To be done> Please repeat all of the lines that follow, exactly as written.

--- START ---

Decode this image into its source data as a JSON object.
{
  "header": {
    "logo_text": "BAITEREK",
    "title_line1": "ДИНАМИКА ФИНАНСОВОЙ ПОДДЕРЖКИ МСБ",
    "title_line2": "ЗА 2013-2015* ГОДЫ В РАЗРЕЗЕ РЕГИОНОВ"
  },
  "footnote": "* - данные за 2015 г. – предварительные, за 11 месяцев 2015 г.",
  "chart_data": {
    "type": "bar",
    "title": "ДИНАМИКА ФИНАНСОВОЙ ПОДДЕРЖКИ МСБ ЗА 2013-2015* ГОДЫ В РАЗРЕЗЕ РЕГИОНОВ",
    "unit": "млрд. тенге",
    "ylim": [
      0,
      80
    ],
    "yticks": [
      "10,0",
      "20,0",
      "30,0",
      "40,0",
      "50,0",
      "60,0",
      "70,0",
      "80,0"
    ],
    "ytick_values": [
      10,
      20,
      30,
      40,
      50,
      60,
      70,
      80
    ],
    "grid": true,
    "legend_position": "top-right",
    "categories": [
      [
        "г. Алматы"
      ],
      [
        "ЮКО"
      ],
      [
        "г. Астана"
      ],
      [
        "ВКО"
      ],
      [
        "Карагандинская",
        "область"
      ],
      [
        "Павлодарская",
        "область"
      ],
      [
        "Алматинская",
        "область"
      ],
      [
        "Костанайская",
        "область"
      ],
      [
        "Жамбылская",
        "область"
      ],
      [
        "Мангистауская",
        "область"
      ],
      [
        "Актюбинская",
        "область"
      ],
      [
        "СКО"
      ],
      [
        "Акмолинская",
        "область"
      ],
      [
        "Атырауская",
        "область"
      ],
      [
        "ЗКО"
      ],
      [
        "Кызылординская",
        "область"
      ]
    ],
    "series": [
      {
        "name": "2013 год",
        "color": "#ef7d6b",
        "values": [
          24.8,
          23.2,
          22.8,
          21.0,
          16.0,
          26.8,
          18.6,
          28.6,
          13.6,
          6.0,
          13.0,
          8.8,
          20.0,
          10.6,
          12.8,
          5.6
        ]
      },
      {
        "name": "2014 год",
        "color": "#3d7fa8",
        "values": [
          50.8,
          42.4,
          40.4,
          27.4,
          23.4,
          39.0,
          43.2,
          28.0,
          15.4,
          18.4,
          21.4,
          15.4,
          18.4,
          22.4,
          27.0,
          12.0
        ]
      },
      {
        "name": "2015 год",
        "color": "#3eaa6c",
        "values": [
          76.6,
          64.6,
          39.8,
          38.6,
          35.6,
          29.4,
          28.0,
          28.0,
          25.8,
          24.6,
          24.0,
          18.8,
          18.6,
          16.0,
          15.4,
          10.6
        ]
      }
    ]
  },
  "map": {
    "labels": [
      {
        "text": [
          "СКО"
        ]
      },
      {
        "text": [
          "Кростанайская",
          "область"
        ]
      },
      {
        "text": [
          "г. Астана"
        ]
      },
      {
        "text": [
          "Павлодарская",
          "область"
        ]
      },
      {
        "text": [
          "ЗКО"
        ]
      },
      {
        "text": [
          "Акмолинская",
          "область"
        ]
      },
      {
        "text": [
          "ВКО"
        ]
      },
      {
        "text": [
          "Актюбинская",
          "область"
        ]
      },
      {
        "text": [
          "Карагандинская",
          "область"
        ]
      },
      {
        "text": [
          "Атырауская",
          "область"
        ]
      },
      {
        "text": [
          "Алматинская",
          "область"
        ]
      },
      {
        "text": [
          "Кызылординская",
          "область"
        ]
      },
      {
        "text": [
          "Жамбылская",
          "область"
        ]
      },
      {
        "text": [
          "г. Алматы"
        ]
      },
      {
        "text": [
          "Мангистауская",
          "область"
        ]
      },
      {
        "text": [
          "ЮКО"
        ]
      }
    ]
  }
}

--- END ---

Exercise answer>
Decode this image into its source data as a JSON object.
{
  "header": {
    "logo_text": "BAITEREK",
    "title_line1": "ДИНАМИКА ФИНАНСОВОЙ ПОДДЕРЖКИ МСБ",
    "title_line2": "ЗА 2013-2015* ГОДЫ В РАЗРЕЗЕ РЕГИОНОВ"
  },
  "footnote": "* - данные за 2015 г. – предварительные, за 11 месяцев 2015 г.",
  "chart_data": {
    "type": "bar",
    "title": "ДИНАМИКА ФИНАНСОВОЙ ПОДДЕРЖКИ МСБ ЗА 2013-2015* ГОДЫ В РАЗРЕЗЕ РЕГИОНОВ",
    "unit": "млрд. тенге",
    "ylim": [
      0,
      80
    ],
    "yticks": [
      "10,0",
      "20,0",
      "30,0",
      "40,0",
      "50,0",
      "60,0",
      "70,0",
      "80,0"
    ],
    "ytick_values": [
      10,
      20,
      30,
      40,
      50,
      60,
      70,
      80
    ],
    "grid": true,
    "legend_position": "top-right",
    "categories": [
      [
        "г. Алматы"
      ],
      [
        "ЮКО"
      ],
      [
        "г. Астана"
      ],
      [
        "ВКО"
      ],
      [
        "Карагандинская",
        "область"
      ],
      [
        "Павлодарская",
        "область"
      ],
      [
        "Алматинская",
        "область"
      ],
      [
        "Костанайская",
        "область"
      ],
      [
        "Жамбылская",
        "область"
      ],
      [
        "Мангистауская",
        "область"
      ],
      [
        "Актюбинская",
        "область"
      ],
      [
        "СКО"
      ],
      [
        "Акмолинская",
        "область"
      ],
      [
        "Атырауская",
        "область"
      ],
      [
        "ЗКО"
      ],
      [
        "Кызылординская",
        "область"
      ]
    ],
    "series": [
      {
        "name": "2013 год",
        "color": "#ef7d6b",
        "values": [
          24.8,
          23.2,
          22.8,
          21.0,
          16.0,
          26.8,
          18.6,
          28.6,
          13.6,
          6.0,
          13.0,
          8.8,
          20.0,
          10.6,
          12.8,
          5.6
        ]
      },
      {
        "name": "2014 год",
        "color": "#3d7fa8",
        "values": [
          50.8,
          42.4,
          40.4,
          27.4,
          23.4,
          39.0,
          43.2,
          28.0,
          15.4,
          18.4,
          21.4,
          15.4,
          18.4,
          22.4,
          27.0,
          12.0
        ]
      },
      {
        "name": "2015 год",
        "color": "#3eaa6c",
        "values": [
          76.6,
          64.6,
          39.8,
          38.6,
          35.6,
          29.4,
          28.0,
          28.0,
          25.8,
          24.6,
          24.0,
          18.8,
          18.6,
          16.0,
          15.4,
          10.6
        ]
      }
    ]
  },
  "map": {
    "labels": [
      {
        "text": [
          "СКО"
        ]
      },
      {
        "text": [
          "Кростанайская",
          "область"
        ]
      },
      {
        "text": [
          "г. Астана"
        ]
      },
      {
        "text": [
          "Павлодарская",
          "область"
        ]
      },
      {
        "text": [
          "ЗКО"
        ]
      },
      {
        "text": [
          "Акмолинская",
          "область"
        ]
      },
      {
        "text": [
          "ВКО"
        ]
      },
      {
        "text": [
          "Актюбинская",
          "область"
        ]
      },
      {
        "text": [
          "Карагандинская",
          "область"
        ]
      },
      {
        "text": [
          "Атырауская",
          "область"
        ]
      },
      {
        "text": [
          "Алматинская",
          "область"
        ]
      },
      {
        "text": [
          "Кызылординская",
          "область"
        ]
      },
      {
        "text": [
          "Жамбылская",
          "область"
        ]
      },
      {
        "text": [
          "г. Алматы"
        ]
      },
      {
        "text": [
          "Мангистауская",
          "область"
        ]
      },
      {
        "text": [
          "ЮКО"
        ]
      }
    ]
  }
}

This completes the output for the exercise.